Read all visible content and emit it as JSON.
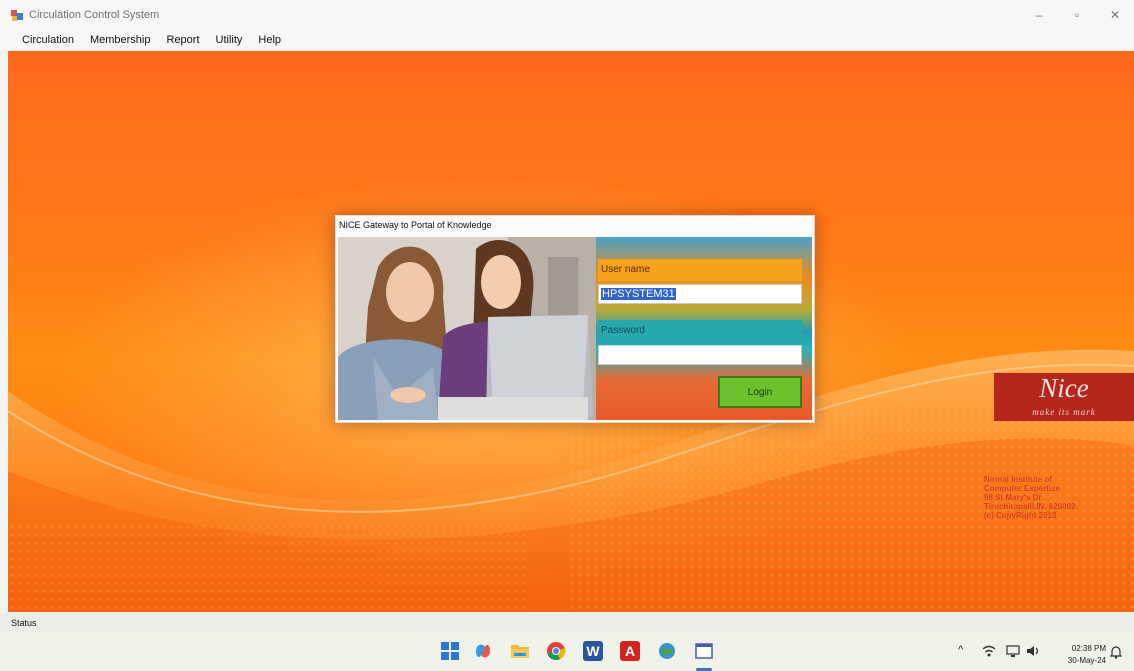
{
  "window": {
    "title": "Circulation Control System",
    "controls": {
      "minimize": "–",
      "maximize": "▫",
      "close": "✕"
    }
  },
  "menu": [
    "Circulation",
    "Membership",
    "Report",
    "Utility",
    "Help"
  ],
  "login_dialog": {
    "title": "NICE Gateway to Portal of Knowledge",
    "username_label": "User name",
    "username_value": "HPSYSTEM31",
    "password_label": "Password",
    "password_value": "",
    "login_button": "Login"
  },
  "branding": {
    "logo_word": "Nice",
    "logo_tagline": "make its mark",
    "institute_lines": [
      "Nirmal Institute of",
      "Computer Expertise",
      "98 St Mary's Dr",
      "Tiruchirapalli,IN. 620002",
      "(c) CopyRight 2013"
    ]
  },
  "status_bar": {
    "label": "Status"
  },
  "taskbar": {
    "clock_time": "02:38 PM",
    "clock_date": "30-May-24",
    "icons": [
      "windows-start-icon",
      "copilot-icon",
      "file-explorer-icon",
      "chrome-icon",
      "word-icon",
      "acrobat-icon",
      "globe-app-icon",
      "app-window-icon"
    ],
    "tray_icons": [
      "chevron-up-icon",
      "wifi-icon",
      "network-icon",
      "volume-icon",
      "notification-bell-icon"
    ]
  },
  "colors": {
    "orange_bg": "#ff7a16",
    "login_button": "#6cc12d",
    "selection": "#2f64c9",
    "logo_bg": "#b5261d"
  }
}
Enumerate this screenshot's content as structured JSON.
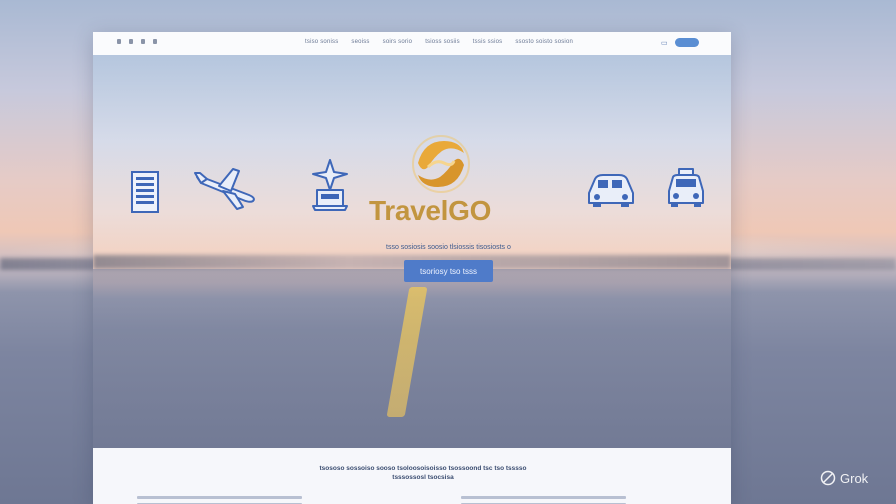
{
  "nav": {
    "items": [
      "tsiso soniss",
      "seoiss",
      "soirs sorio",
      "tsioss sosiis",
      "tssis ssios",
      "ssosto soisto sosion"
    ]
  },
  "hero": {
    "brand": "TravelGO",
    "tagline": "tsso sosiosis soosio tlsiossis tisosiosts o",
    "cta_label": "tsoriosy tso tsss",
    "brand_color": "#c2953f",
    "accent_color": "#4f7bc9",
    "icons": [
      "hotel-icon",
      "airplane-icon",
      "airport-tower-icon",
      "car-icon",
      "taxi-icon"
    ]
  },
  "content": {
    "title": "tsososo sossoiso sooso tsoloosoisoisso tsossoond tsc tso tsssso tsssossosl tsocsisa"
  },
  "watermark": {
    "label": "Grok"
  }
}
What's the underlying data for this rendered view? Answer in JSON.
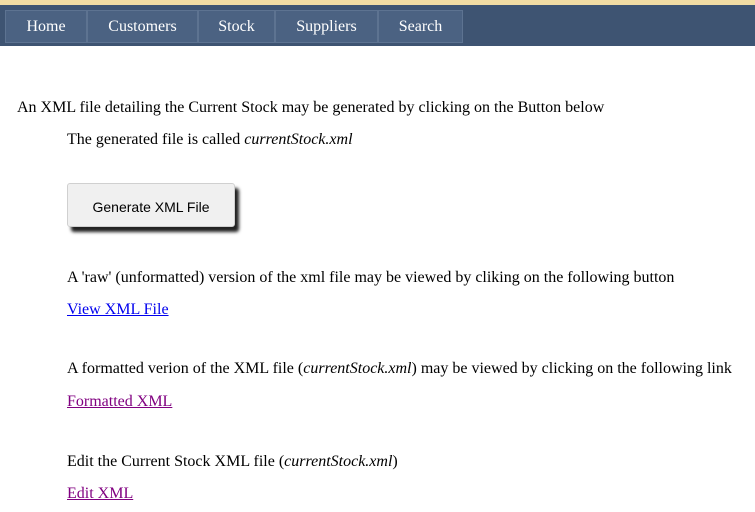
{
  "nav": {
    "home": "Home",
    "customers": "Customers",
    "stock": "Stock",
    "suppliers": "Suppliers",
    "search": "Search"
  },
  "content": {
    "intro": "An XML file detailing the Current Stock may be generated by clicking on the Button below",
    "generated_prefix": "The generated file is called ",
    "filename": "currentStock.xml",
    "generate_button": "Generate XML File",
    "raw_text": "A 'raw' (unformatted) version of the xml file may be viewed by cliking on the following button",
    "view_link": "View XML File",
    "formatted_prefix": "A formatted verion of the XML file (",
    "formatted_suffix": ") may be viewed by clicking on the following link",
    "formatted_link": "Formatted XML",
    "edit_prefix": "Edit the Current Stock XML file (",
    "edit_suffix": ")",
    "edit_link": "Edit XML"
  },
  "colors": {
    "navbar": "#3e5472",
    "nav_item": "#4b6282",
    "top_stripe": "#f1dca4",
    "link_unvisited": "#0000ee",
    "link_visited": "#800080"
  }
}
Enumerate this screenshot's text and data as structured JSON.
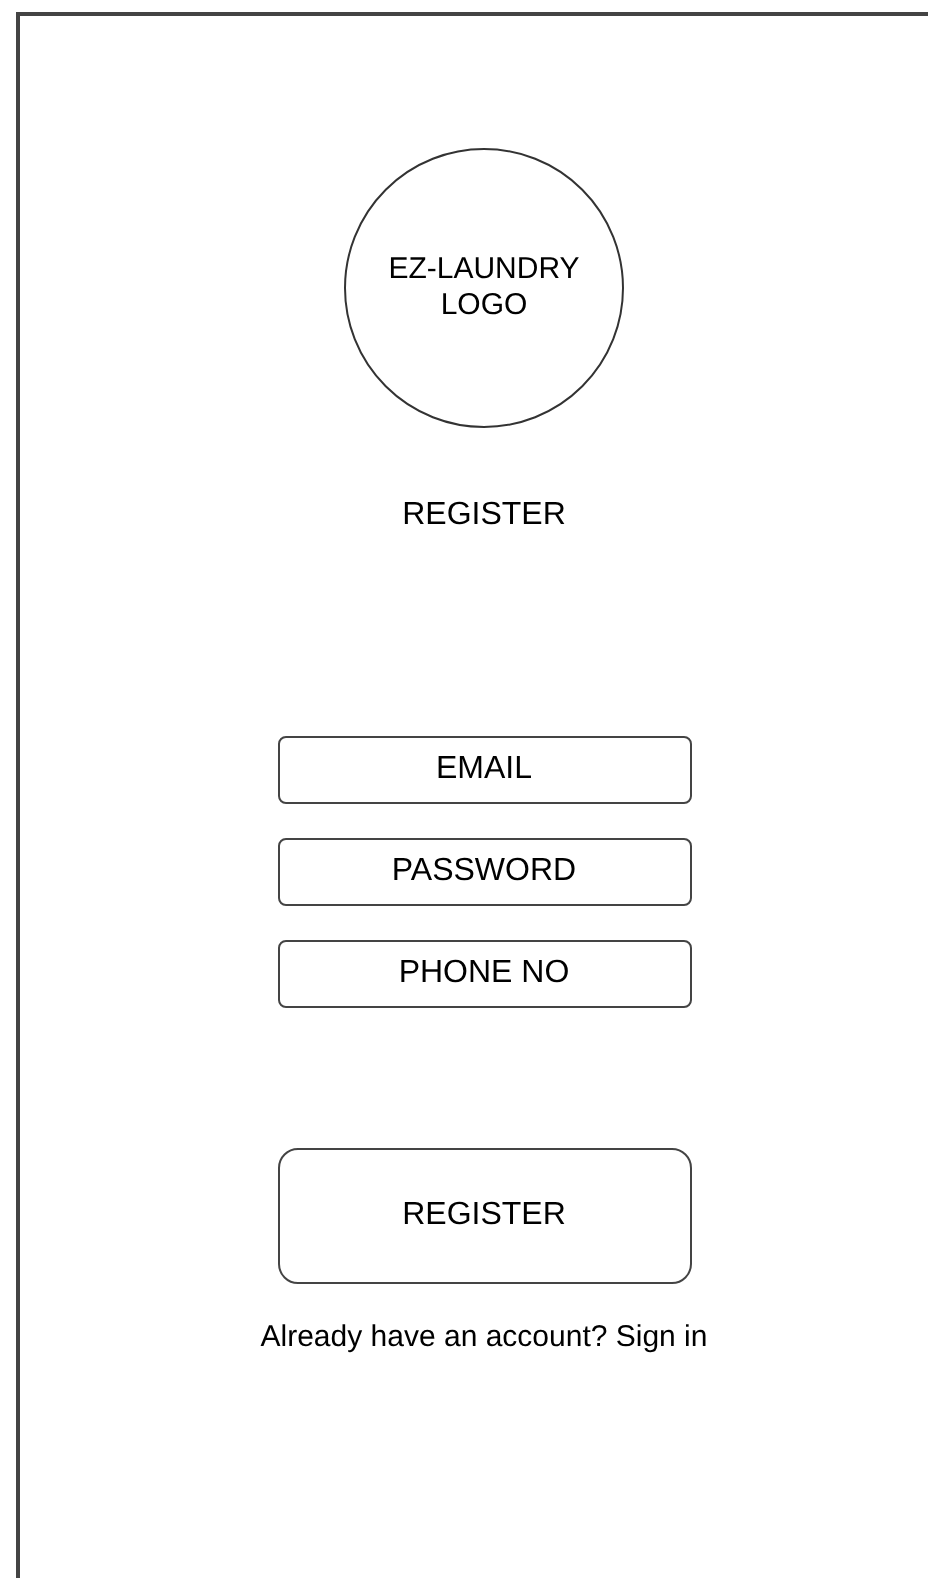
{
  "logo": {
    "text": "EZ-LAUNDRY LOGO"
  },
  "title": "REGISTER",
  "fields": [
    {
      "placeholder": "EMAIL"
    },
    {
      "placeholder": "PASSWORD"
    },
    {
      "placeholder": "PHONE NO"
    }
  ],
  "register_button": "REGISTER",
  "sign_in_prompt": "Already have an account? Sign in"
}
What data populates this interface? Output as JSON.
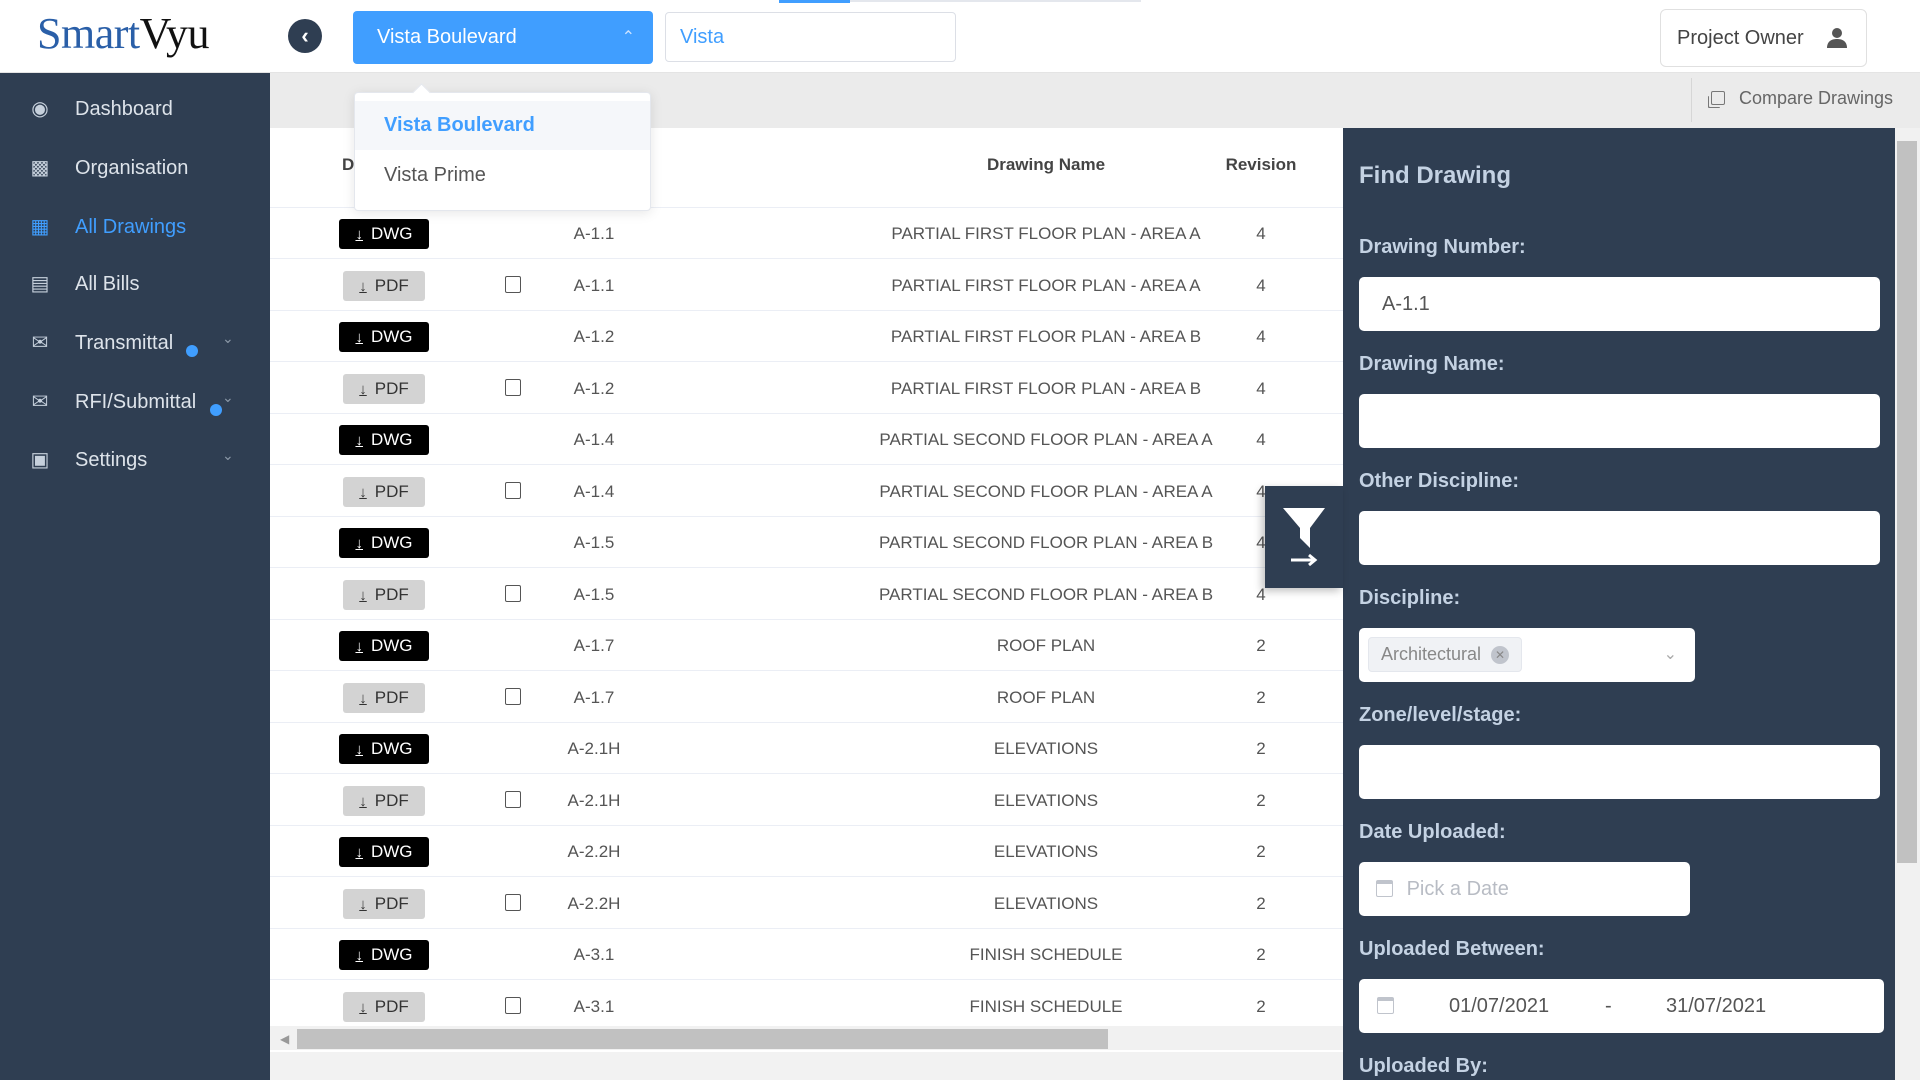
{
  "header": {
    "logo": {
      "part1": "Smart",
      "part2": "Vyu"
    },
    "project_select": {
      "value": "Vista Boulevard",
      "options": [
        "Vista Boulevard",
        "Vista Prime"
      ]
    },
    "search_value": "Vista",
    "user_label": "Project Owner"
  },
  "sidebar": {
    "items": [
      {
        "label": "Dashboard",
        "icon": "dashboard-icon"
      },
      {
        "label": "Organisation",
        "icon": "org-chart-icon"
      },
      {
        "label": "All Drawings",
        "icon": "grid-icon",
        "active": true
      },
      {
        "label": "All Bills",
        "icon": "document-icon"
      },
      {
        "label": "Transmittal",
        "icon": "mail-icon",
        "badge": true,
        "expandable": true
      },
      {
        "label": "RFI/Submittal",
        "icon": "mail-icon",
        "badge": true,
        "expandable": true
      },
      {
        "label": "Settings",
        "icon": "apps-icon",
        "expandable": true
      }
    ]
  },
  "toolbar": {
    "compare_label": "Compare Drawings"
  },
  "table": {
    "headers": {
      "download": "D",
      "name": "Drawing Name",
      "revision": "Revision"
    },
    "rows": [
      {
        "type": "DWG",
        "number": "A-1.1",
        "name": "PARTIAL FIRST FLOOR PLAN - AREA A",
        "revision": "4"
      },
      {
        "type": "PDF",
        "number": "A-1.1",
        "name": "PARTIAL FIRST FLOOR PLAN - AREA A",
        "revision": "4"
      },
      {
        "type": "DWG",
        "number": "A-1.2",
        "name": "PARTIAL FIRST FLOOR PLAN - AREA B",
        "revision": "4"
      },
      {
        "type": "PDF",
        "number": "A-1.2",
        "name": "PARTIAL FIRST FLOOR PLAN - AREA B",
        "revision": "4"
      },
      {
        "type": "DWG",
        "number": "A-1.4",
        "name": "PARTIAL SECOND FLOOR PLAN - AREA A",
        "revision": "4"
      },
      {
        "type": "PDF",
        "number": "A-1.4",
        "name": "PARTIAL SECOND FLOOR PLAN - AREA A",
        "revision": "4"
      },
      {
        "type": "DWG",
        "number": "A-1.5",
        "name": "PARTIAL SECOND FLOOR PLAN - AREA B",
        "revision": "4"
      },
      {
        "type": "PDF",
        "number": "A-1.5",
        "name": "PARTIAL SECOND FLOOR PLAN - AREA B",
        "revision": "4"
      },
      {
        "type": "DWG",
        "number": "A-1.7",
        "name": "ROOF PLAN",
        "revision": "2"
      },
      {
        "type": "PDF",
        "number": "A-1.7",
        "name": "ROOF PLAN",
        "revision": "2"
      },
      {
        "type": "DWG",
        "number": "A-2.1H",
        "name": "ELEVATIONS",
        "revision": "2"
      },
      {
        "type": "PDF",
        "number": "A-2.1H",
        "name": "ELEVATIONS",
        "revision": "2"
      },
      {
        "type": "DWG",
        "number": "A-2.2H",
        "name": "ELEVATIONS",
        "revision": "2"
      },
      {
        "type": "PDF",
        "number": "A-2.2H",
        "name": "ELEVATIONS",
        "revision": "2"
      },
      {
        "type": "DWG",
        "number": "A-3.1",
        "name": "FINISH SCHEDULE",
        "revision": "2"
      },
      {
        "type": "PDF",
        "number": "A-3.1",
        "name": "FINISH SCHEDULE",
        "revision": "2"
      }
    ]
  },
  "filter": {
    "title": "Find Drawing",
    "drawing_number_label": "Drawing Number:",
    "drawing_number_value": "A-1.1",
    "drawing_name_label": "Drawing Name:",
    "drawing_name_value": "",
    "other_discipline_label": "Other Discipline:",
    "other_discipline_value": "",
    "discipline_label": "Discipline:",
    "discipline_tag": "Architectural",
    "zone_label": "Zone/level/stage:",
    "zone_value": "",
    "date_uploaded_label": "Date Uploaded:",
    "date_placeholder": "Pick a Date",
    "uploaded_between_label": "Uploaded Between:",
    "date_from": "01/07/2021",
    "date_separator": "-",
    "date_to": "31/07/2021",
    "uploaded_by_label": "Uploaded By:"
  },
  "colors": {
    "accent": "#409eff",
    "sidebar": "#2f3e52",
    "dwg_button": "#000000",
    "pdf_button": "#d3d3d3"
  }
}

++++++

Identify all lines in the records above with the word "Boulevard".

      "value": "Vista Boulevard",
        "Vista Boulevard",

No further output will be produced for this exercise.